(Dataset rows about figures)
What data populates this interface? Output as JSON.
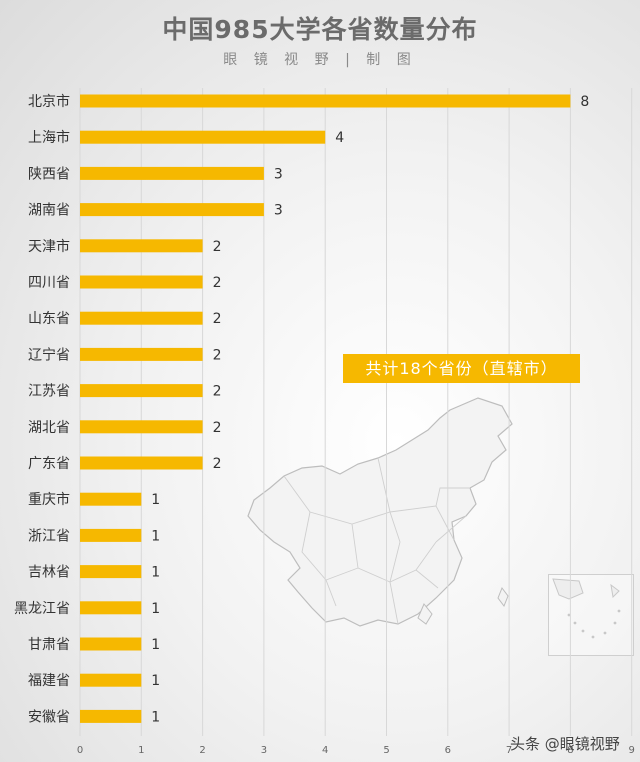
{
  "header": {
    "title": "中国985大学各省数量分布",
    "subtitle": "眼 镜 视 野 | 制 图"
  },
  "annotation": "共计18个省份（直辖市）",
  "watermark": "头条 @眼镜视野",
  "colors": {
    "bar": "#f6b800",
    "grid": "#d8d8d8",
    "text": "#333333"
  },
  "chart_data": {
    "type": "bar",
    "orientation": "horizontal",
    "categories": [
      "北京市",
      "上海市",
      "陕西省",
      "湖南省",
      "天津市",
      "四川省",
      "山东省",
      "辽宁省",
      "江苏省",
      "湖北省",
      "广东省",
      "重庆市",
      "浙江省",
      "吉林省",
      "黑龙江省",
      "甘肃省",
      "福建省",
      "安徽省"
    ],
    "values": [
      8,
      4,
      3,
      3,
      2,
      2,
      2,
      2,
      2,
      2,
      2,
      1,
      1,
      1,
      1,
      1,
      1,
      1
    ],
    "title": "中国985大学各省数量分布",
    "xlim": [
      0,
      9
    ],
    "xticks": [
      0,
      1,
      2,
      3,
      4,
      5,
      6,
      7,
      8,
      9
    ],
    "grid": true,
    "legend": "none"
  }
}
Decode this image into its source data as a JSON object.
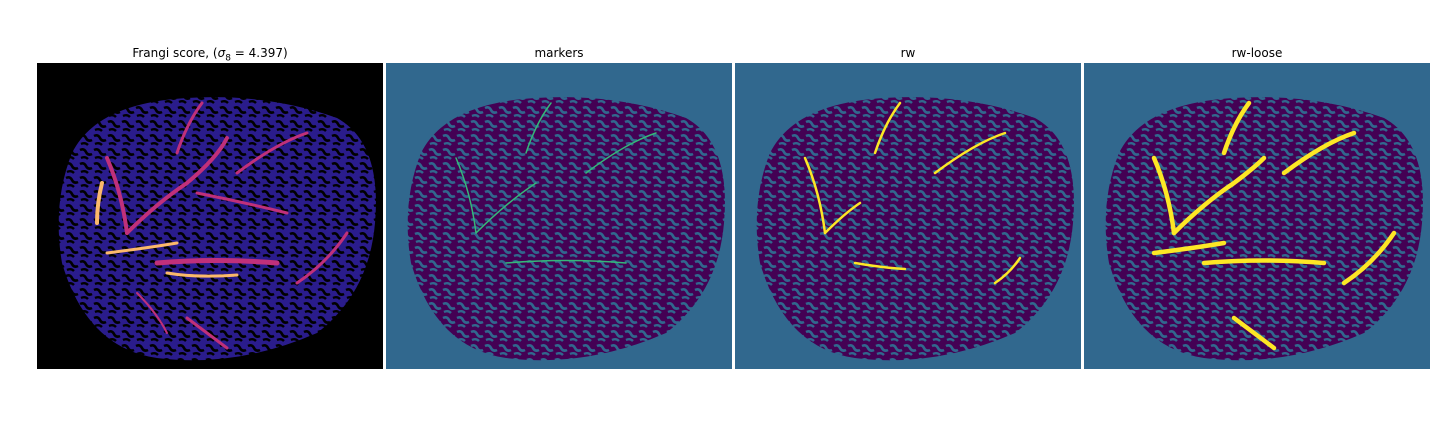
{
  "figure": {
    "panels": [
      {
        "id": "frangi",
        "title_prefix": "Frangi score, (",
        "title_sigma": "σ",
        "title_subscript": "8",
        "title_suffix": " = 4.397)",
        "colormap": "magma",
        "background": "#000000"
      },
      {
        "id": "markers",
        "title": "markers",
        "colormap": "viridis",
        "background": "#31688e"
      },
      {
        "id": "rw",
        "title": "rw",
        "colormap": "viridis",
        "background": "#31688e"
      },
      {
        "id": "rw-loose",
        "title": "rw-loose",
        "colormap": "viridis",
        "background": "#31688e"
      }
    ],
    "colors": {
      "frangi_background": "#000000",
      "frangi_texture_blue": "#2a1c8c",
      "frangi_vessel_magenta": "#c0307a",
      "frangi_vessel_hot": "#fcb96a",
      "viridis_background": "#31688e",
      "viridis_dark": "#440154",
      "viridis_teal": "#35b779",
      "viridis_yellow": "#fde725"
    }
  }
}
* * *
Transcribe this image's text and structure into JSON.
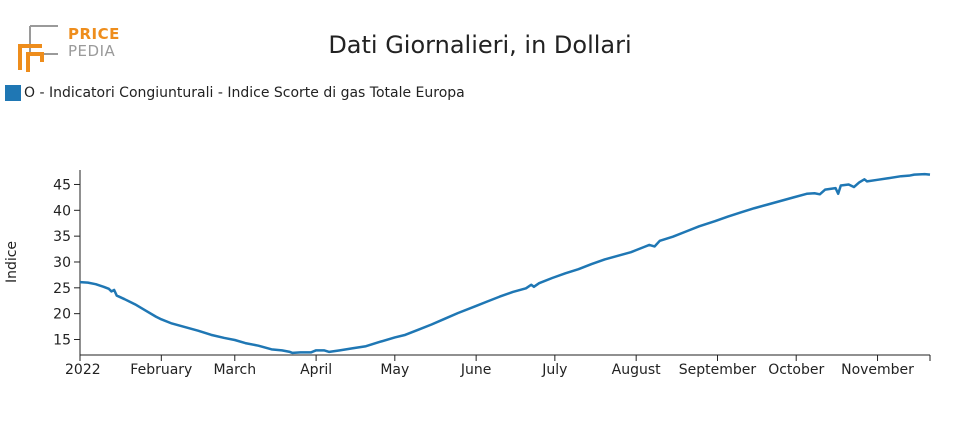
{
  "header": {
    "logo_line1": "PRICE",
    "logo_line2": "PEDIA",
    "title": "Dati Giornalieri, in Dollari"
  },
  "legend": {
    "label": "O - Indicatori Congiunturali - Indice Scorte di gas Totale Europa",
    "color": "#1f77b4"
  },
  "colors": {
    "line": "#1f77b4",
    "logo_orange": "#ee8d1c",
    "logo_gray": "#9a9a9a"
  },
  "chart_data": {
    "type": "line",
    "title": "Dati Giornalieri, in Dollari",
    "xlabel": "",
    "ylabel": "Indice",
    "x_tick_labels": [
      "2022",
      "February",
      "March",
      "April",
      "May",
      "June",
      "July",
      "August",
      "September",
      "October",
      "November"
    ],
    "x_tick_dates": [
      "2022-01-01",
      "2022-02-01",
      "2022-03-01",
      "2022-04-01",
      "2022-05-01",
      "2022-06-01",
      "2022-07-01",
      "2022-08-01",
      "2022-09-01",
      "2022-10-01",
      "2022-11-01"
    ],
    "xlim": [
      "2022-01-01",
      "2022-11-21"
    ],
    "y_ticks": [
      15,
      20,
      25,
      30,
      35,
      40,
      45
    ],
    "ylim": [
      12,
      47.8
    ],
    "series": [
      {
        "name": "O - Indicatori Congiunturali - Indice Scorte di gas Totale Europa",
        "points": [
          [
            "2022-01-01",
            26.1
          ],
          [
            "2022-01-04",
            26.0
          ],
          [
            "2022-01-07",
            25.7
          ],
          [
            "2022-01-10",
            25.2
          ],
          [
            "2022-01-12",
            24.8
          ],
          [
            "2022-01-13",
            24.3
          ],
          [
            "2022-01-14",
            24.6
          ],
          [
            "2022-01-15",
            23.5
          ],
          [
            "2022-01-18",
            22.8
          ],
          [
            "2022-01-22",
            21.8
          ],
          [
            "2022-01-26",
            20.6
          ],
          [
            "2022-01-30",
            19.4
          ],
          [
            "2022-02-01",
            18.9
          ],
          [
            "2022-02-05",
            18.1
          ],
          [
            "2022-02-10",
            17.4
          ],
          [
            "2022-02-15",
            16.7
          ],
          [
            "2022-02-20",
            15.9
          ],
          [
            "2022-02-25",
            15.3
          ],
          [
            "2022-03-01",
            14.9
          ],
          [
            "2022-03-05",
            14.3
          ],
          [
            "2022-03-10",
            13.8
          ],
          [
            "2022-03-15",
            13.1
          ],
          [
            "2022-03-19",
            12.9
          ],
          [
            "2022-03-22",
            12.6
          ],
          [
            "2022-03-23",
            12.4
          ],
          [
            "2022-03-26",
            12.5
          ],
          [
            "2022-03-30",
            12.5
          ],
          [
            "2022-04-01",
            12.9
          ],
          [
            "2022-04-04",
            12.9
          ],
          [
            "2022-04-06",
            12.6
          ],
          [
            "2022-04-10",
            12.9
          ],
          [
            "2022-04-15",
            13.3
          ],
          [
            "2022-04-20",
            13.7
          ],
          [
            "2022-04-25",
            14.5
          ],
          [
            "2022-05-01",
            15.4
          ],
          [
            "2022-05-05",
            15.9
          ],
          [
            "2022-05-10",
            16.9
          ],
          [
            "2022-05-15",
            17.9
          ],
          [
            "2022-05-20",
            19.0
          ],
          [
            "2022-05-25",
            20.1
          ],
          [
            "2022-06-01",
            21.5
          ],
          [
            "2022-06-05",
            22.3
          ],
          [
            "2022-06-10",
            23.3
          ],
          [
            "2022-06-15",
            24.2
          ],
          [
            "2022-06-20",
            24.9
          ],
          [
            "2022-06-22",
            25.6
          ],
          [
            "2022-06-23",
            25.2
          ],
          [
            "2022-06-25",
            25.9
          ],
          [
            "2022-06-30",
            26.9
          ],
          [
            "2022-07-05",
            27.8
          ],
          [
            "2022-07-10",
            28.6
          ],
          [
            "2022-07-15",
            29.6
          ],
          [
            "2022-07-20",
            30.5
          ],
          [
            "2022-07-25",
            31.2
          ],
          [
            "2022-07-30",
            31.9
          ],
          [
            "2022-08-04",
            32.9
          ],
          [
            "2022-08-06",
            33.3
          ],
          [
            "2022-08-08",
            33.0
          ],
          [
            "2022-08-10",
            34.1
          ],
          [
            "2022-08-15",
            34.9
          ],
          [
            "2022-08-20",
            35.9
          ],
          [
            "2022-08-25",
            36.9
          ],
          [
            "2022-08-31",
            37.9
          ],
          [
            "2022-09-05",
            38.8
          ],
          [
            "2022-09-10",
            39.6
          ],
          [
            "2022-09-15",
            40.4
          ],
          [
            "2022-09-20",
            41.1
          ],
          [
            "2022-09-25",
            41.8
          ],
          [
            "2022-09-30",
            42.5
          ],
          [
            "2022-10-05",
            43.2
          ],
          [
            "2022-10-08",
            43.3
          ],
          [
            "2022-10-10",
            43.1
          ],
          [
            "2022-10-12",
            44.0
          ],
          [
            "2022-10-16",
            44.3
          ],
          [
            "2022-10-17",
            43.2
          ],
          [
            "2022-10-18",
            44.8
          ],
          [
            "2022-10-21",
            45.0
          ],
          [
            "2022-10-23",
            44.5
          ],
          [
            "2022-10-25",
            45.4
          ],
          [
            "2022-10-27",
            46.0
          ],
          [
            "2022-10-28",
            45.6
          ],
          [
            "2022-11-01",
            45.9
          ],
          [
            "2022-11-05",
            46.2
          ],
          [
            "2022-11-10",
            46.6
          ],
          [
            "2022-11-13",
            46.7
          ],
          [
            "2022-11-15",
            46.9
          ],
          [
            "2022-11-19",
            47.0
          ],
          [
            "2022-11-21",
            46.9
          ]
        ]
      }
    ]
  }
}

• **Instructions to follow**
Find the lines above that contain the word "Scorte" and collect them.

• **Exercise answer**
    "label": "O - Indicatori Congiunturali - Indice Scorte di gas Totale Europa",
        "name": "O - Indicatori Congiunturali - Indice Scorte di gas Totale Europa",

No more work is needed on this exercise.